-- Start WORKING DATA --

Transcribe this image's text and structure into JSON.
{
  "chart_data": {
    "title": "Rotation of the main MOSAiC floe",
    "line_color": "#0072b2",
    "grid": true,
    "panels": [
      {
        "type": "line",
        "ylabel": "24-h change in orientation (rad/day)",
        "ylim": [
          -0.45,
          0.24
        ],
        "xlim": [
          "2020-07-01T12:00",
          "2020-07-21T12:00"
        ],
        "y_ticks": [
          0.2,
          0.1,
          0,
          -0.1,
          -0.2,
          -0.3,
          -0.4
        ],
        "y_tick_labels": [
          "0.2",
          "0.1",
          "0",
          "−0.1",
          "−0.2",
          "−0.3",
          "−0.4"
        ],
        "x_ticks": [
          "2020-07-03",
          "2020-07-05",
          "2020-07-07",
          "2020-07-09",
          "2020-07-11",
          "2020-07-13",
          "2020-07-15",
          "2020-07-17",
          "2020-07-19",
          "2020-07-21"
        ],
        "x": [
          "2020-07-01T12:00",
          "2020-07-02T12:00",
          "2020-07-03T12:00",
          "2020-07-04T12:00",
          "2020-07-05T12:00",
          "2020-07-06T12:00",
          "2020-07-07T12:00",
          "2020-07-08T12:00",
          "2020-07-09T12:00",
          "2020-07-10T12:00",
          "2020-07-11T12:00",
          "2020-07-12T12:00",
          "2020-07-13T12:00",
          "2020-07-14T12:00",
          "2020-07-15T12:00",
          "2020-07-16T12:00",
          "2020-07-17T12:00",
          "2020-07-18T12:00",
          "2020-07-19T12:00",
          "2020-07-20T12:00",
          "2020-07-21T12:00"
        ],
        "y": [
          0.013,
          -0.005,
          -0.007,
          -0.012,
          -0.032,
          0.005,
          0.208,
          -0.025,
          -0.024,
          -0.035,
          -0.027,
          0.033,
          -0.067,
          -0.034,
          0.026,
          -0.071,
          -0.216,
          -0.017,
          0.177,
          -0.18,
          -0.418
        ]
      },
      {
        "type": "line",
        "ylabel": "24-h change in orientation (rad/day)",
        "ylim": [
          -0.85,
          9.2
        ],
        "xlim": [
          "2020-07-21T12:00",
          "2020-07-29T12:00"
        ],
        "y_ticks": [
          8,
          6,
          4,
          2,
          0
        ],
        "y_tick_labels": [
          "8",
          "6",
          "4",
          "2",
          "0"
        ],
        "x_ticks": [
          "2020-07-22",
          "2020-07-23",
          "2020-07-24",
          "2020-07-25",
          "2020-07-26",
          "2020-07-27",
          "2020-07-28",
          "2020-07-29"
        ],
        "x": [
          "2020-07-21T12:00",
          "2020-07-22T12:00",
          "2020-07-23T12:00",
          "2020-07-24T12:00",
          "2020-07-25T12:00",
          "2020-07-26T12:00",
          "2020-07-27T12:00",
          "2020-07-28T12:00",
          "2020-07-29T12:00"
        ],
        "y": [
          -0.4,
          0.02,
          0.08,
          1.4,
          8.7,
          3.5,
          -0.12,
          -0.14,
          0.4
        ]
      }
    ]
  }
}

-- End WORKING DATA --

Repeat the records above in full, character for character.

__IN RESPONSE__:
Transcribe this image's text and structure into JSON.
{
  "chart_data": {
    "title": "Rotation of the main MOSAiC floe",
    "line_color": "#0072b2",
    "grid": true,
    "panels": [
      {
        "type": "line",
        "ylabel": "24-h change in orientation (rad/day)",
        "ylim": [
          -0.45,
          0.24
        ],
        "xlim": [
          "2020-07-01T12:00",
          "2020-07-21T12:00"
        ],
        "y_ticks": [
          0.2,
          0.1,
          0,
          -0.1,
          -0.2,
          -0.3,
          -0.4
        ],
        "y_tick_labels": [
          "0.2",
          "0.1",
          "0",
          "−0.1",
          "−0.2",
          "−0.3",
          "−0.4"
        ],
        "x_ticks": [
          "2020-07-03",
          "2020-07-05",
          "2020-07-07",
          "2020-07-09",
          "2020-07-11",
          "2020-07-13",
          "2020-07-15",
          "2020-07-17",
          "2020-07-19",
          "2020-07-21"
        ],
        "x": [
          "2020-07-01T12:00",
          "2020-07-02T12:00",
          "2020-07-03T12:00",
          "2020-07-04T12:00",
          "2020-07-05T12:00",
          "2020-07-06T12:00",
          "2020-07-07T12:00",
          "2020-07-08T12:00",
          "2020-07-09T12:00",
          "2020-07-10T12:00",
          "2020-07-11T12:00",
          "2020-07-12T12:00",
          "2020-07-13T12:00",
          "2020-07-14T12:00",
          "2020-07-15T12:00",
          "2020-07-16T12:00",
          "2020-07-17T12:00",
          "2020-07-18T12:00",
          "2020-07-19T12:00",
          "2020-07-20T12:00",
          "2020-07-21T12:00"
        ],
        "y": [
          0.013,
          -0.005,
          -0.007,
          -0.012,
          -0.032,
          0.005,
          0.208,
          -0.025,
          -0.024,
          -0.035,
          -0.027,
          0.033,
          -0.067,
          -0.034,
          0.026,
          -0.071,
          -0.216,
          -0.017,
          0.177,
          -0.18,
          -0.418
        ]
      },
      {
        "type": "line",
        "ylabel": "24-h change in orientation (rad/day)",
        "ylim": [
          -0.85,
          9.2
        ],
        "xlim": [
          "2020-07-21T12:00",
          "2020-07-29T12:00"
        ],
        "y_ticks": [
          8,
          6,
          4,
          2,
          0
        ],
        "y_tick_labels": [
          "8",
          "6",
          "4",
          "2",
          "0"
        ],
        "x_ticks": [
          "2020-07-22",
          "2020-07-23",
          "2020-07-24",
          "2020-07-25",
          "2020-07-26",
          "2020-07-27",
          "2020-07-28",
          "2020-07-29"
        ],
        "x": [
          "2020-07-21T12:00",
          "2020-07-22T12:00",
          "2020-07-23T12:00",
          "2020-07-24T12:00",
          "2020-07-25T12:00",
          "2020-07-26T12:00",
          "2020-07-27T12:00",
          "2020-07-28T12:00",
          "2020-07-29T12:00"
        ],
        "y": [
          -0.4,
          0.02,
          0.08,
          1.4,
          8.7,
          3.5,
          -0.12,
          -0.14,
          0.4
        ]
      }
    ]
  }
}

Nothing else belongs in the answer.